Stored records
· · ·

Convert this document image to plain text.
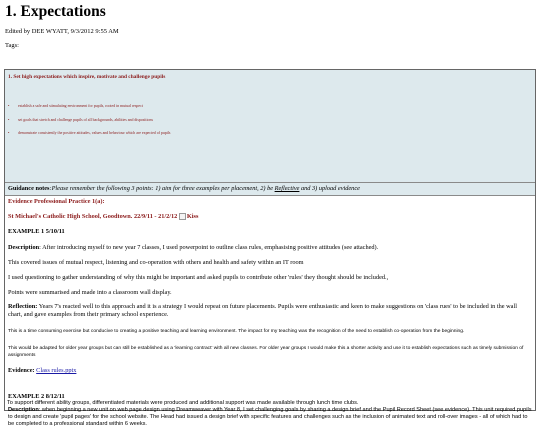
1. Expectations
Edited by DEE WYATT, 9/3/2012 9:55 AM
Tags:
1. Set high expectations which inspire, motivate and challenge pupils
• establish a safe and stimulating environment for pupils, rooted in mutual respect
• set goals that stretch and challenge pupils of all backgrounds, abilities and dispositions
• demonstrate consistently the positive attitudes, values and behaviour which are expected of pupils
Guidance notes:Please remember the following 3 points: 1) aim for three examples per placement, 2) be Reflective and 3) upload evidence
Evidence Professional Practice 1(a):
St Michael's Catholic High School, Goodtown. 22/9/11 - 21/2/12 Kiss
EXAMPLE 1 5/10/11
Description: After introducing myself to new year 7 classes, I used powerpoint to outline class rules, emphasising positive attitudes (see attached).
This covered issues of mutual respect, listening and co-operation with others and health and safety within an IT room
I used questioning to gather understanding of why this might be important and asked pupils to contribute other 'rules' they thought should be included.,
Points were summarised and made into a classroom wall display.
Reflection: Years 7's reacted well to this approach and it is a strategy I would repeat on future placements. Pupils were enthusiastic and keen to make suggestions on 'class rues' to be included in the wall chart, and gave examples from their primary school experience.
This is a time consuming exercise but conducive to creating a positive teaching and learning environment. The impact for my teaching was the recognition of the need to establish co-operation from the beginning.
This would be adapted for older year groups but can still be established as a 'learning contract' with all new classes. For older year groups I would make this a shorter activity and use it to establish expectations such as timely submission of assignments
Evidence: Class rules.pptx
EXAMPLE 2 8/12/11
Description: when beginning a new unit on web page design using Dreamweaver with Year 8, I set challenging goals by sharing a design brief and the Pupil Record Sheet (see evidence). This unit required pupils to design and create 'pupil pages' for the school website. The Head had issued a design brief with specific features and challenges such as the inclusion of animated text and roll-over images - all of which had to be completed to a professional standard within 6 weeks.
To support different ability groups, differentiated materials were produced and additional support was made available through lunch time clubs.
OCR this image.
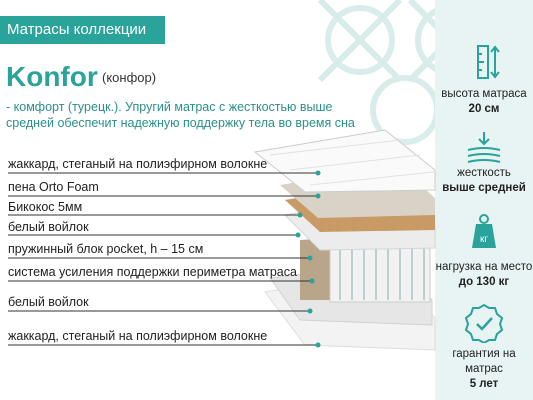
Матрасы коллекции
Konfor (конфор)
- комфорт (турецк.). Упругий матрас с жесткостью выше средней обеспечит надежную поддержку тела во время сна
жаккард, стеганый на полиэфирном волокне
пена Orto Foam
Бикокос 5мм
белый войлок
пружинный блок pocket, h – 15 см
система усиления поддержки периметра матраса
белый войлок
жаккард, стеганый на полиэфирном волокне
высота матраса
20 см
жесткость
выше средней
кг
нагрузка на место
до 130 кг
гарантия на матрас
5 лет
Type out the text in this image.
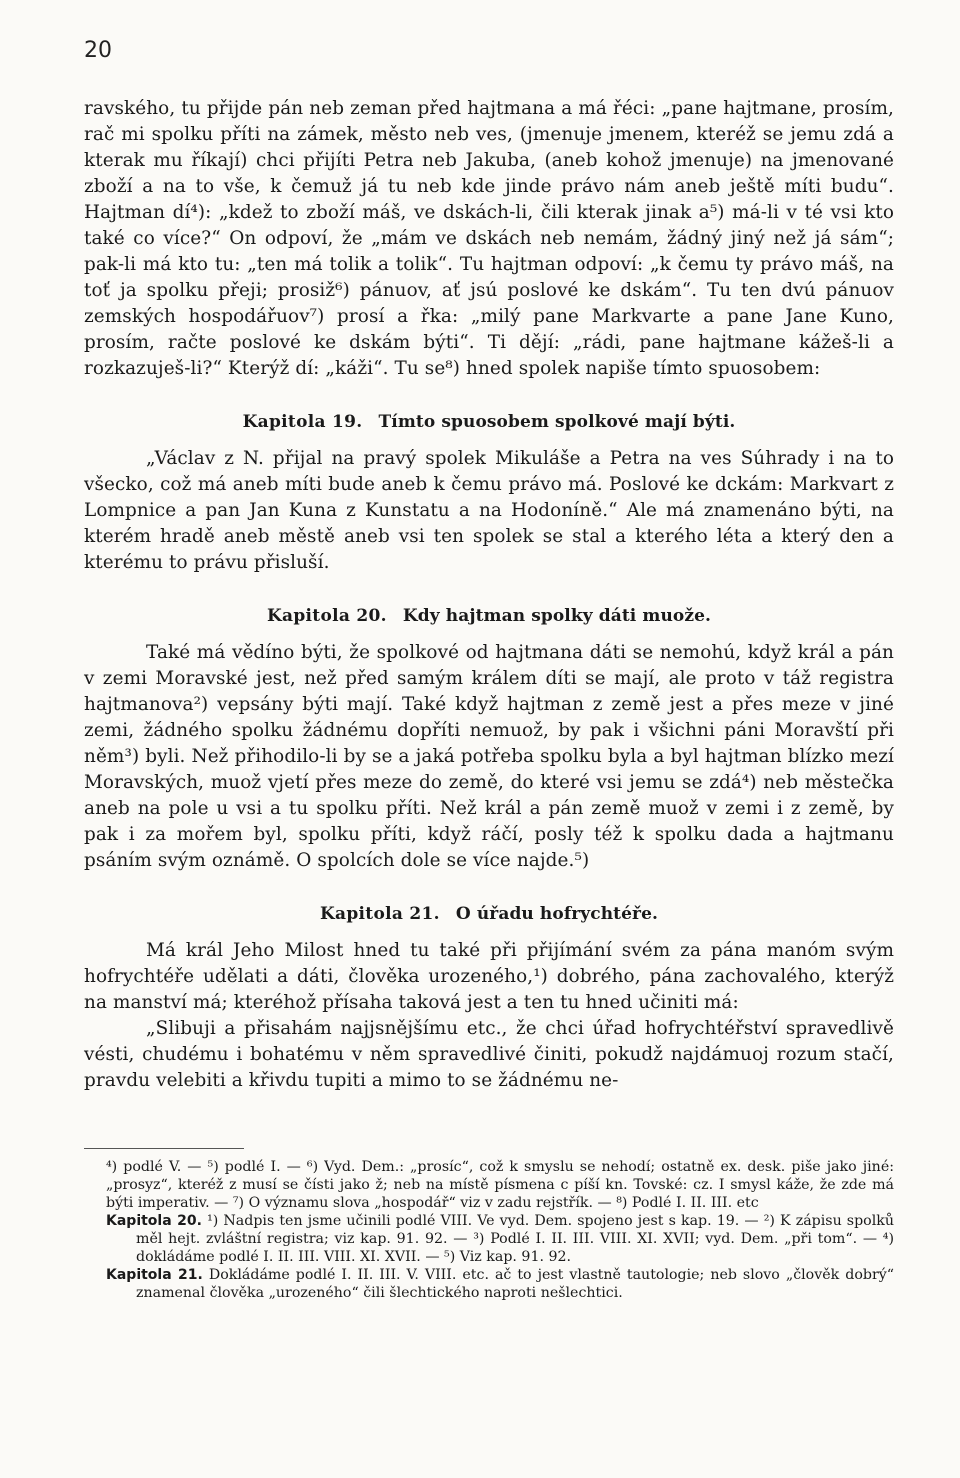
20

ravského, tu přijde pán neb zeman před hajtmana a má řéci: „pane hajtmane, prosím, rač mi spolku příti na zámek, město neb ves, (jmenuje jmenem, kteréž se jemu zdá a kterak mu říkají) chci přijíti Petra neb Jakuba, (aneb kohož jmenuje) na jmenované zboží a na to vše, k čemuž já tu neb kde jinde právo nám aneb ještě míti budu“. Hajtman dí⁴): „kdež to zboží máš, ve dskách-li, čili kterak jinak a⁵) má-li v té vsi kto také co více?“ On odpoví, že „mám ve dskách neb nemám, žádný jiný než já sám“; pak-li má kto tu: „ten má tolik a tolik“. Tu hajtman odpoví: „k čemu ty právo máš, na toť ja spolku přeji; prosiž⁶) pánuov, ať jsú poslové ke dskám“. Tu ten dvú pánuov zemských hospodářuov⁷) prosí a řka: „milý pane Markvarte a pane Jane Kuno, prosím, račte poslové ke dskám býti“. Ti dějí: „rádi, pane hajtmane kážeš-li a rozkazuješ-li?“ Kterýž dí: „káži“. Tu se⁸) hned spolek napiše tímto spuosobem:

Kapitola 19. Tímto spuosobem spolkové mají býti.

„Václav z N. přijal na pravý spolek Mikuláše a Petra na ves Súhrady i na to všecko, což má aneb míti bude aneb k čemu právo má. Poslové ke dckám: Markvart z Lompnice a pan Jan Kuna z Kunstatu a na Hodoníně.“ Ale má znamenáno býti, na kterém hradě aneb městě aneb vsi ten spolek se stal a kterého léta a který den a kterému to právu přisluší.

Kapitola 20. Kdy hajtman spolky dáti muože.

Také má vědíno býti, že spolkové od hajtmana dáti se nemohú, když král a pán v zemi Moravské jest, než před samým králem díti se mají, ale proto v táž registra hajtmanova²) vepsány býti mají. Také když hajtman z země jest a přes meze v jiné zemi, žádného spolku žádnému dopříti nemuož, by pak i všichni páni Moravští při něm³) byli. Než přihodilo-li by se a jaká potřeba spolku byla a byl hajtman blízko mezí Moravských, muož vjetí přes meze do země, do které vsi jemu se zdá⁴) neb městečka aneb na pole u vsi a tu spolku příti. Než král a pán země muož v zemi i z země, by pak i za mořem byl, spolku příti, když ráčí, posly též k spolku dada a hajtmanu psáním svým oznámě. O spolcích dole se více najde.⁵)

Kapitola 21. O úřadu hofrychtéře.

Má král Jeho Milost hned tu také při přijímání svém za pána manóm svým hofrychtéře udělati a dáti, člověka urozeného,¹) dobrého, pána zachovalého, kterýž na manství má; kteréhož přísaha taková jest a ten tu hned učiniti má:

„Slibuji a přisahám najjsnějšímu etc., že chci úřad hofrychtéřství spravedlivě vésti, chudému i bohatému v něm spravedlivé činiti, pokudž najdámuoj rozum stačí, pravdu velebiti a křivdu tupiti a mimo to se žádnému ne-

⁴) podlé V. — ⁵) podlé I. — ⁶) Vyd. Dem.: „prosíc“, což k smyslu se nehodí; ostatně ex. desk. piše jako jiné: „prosyz“, kteréž z musí se čísti jako ž; neb na místě písmena c píší kn. Tovské: cz. I smysl káže, že zde má býti imperativ. — ⁷) O významu slova „hospodář“ viz v zadu rejstřík. — ⁸) Podlé I. II. III. etc

Kapitola 20. ¹) Nadpis ten jsme učinili podlé VIII. Ve vyd. Dem. spojeno jest s kap. 19. — ²) K zápisu spolků měl hejt. zvláštní registra; viz kap. 91. 92. — ³) Podlé I. II. III. VIII. XI. XVII; vyd. Dem. „při tom“. — ⁴) dokládáme podlé I. II. III. VIII. XI. XVII. — ⁵) Viz kap. 91. 92.

Kapitola 21. Dokládáme podlé I. II. III. V. VIII. etc. ač to jest vlastně tautologie; neb slovo „člověk dobrý“ znamenal člověka „urozeného“ čili šlechtického naproti nešlechtici.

· · ·

(DIRECTION)
Filter the entries and copy out every line with the word "from".

(WRITTEN SOLUTION)
Reflection: Years 7's reacted well to this approach and it is a strategy I would repeat on future placements. Pupils were enthusiastic and keen to make suggestions on 'class rues' to be included in the wall chart, and gave examples from their primary school experience.
This is a time consuming exercise but conducive to creating a positive teaching and learning environment. The impact for my teaching was the recognition of the need to establish co-operation from the beginning.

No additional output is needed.